Problem to solve:
Print the records below exactly as they appear.

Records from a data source

——

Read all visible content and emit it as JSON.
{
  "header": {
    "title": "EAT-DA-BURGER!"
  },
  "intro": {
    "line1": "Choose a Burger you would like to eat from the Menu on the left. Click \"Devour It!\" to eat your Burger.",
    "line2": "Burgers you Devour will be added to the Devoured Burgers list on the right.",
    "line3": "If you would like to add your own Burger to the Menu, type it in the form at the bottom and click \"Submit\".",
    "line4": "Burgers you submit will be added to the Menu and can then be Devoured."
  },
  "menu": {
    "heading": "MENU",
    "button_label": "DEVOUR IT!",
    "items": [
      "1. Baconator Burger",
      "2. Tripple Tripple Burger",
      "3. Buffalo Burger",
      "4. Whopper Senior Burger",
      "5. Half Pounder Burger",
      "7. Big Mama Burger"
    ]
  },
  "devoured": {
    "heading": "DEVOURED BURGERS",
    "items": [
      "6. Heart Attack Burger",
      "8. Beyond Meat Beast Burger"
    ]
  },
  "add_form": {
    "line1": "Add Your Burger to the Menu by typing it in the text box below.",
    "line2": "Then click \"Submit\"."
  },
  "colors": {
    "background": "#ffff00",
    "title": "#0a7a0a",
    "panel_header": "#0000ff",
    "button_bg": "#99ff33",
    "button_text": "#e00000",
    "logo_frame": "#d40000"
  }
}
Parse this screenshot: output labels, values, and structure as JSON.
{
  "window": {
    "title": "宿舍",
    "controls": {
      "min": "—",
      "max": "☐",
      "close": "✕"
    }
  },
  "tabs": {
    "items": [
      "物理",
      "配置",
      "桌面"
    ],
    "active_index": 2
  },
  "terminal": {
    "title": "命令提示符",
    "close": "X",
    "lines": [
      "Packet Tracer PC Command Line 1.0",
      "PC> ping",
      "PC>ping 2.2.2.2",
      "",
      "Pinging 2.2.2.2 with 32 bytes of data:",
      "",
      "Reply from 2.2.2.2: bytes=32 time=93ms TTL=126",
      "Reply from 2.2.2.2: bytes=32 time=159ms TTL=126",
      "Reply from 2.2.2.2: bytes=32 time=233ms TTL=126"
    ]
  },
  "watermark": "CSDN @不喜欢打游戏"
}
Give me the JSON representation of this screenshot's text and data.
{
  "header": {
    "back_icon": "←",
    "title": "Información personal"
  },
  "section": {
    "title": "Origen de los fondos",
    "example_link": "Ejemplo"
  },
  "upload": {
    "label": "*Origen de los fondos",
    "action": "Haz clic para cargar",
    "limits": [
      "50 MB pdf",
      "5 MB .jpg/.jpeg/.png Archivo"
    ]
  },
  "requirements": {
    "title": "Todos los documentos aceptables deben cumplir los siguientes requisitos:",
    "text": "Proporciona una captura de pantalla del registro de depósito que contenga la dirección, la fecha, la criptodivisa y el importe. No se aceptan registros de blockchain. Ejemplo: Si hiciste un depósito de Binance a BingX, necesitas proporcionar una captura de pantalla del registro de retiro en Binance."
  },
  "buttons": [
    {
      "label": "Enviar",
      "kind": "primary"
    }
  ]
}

——

Written reply:
Read all visible content and emit it as JSON.
{
  "header": {
    "title": "EAT-DA-BURGER!"
  },
  "intro": {
    "line1": "Choose a Burger you would like to eat from the Menu on the left. Click \"Devour It!\" to eat your Burger.",
    "line2": "Burgers you Devour will be added to the Devoured Burgers list on the right.",
    "line3": "If you would like to add your own Burger to the Menu, type it in the form at the bottom and click \"Submit\".",
    "line4": "Burgers you submit will be added to the Menu and can then be Devoured."
  },
  "menu": {
    "heading": "MENU",
    "button_label": "DEVOUR IT!",
    "items": [
      "1. Baconator Burger",
      "2. Tripple Tripple Burger",
      "3. Buffalo Burger",
      "4. Whopper Senior Burger",
      "5. Half Pounder Burger",
      "7. Big Mama Burger"
    ]
  },
  "devoured": {
    "heading": "DEVOURED BURGERS",
    "items": [
      "6. Heart Attack Burger",
      "8. Beyond Meat Beast Burger"
    ]
  },
  "add_form": {
    "line1": "Add Your Burger to the Menu by typing it in the text box below.",
    "line2": "Then click \"Submit\"."
  },
  "colors": {
    "background": "#ffff00",
    "title": "#0a7a0a",
    "panel_header": "#0000ff",
    "button_bg": "#99ff33",
    "button_text": "#e00000",
    "logo_frame": "#d40000"
  }
}
Parse this screenshot: output labels, values, and structure as JSON.
{
  "window": {
    "title": "宿舍",
    "controls": {
      "min": "—",
      "max": "☐",
      "close": "✕"
    }
  },
  "tabs": {
    "items": [
      "物理",
      "配置",
      "桌面"
    ],
    "active_index": 2
  },
  "terminal": {
    "title": "命令提示符",
    "close": "X",
    "lines": [
      "Packet Tracer PC Command Line 1.0",
      "PC> ping",
      "PC>ping 2.2.2.2",
      "",
      "Pinging 2.2.2.2 with 32 bytes of data:",
      "",
      "Reply from 2.2.2.2: bytes=32 time=93ms TTL=126",
      "Reply from 2.2.2.2: bytes=32 time=159ms TTL=126",
      "Reply from 2.2.2.2: bytes=32 time=233ms TTL=126"
    ]
  },
  "watermark": "CSDN @不喜欢打游戏"
}
Give me the JSON representation of this screenshot's text and data.
{
  "header": {
    "back_icon": "←",
    "title": "Información personal"
  },
  "section": {
    "title": "Origen de los fondos",
    "example_link": "Ejemplo"
  },
  "upload": {
    "label": "*Origen de los fondos",
    "action": "Haz clic para cargar",
    "limits": [
      "50 MB pdf",
      "5 MB .jpg/.jpeg/.png Archivo"
    ]
  },
  "requirements": {
    "title": "Todos los documentos aceptables deben cumplir los siguientes requisitos:",
    "text": "Proporciona una captura de pantalla del registro de depósito que contenga la dirección, la fecha, la criptodivisa y el importe. No se aceptan registros de blockchain. Ejemplo: Si hiciste un depósito de Binance a BingX, necesitas proporcionar una captura de pantalla del registro de retiro en Binance."
  },
  "buttons": [
    {
      "label": "Enviar",
      "kind": "primary"
    }
  ]
}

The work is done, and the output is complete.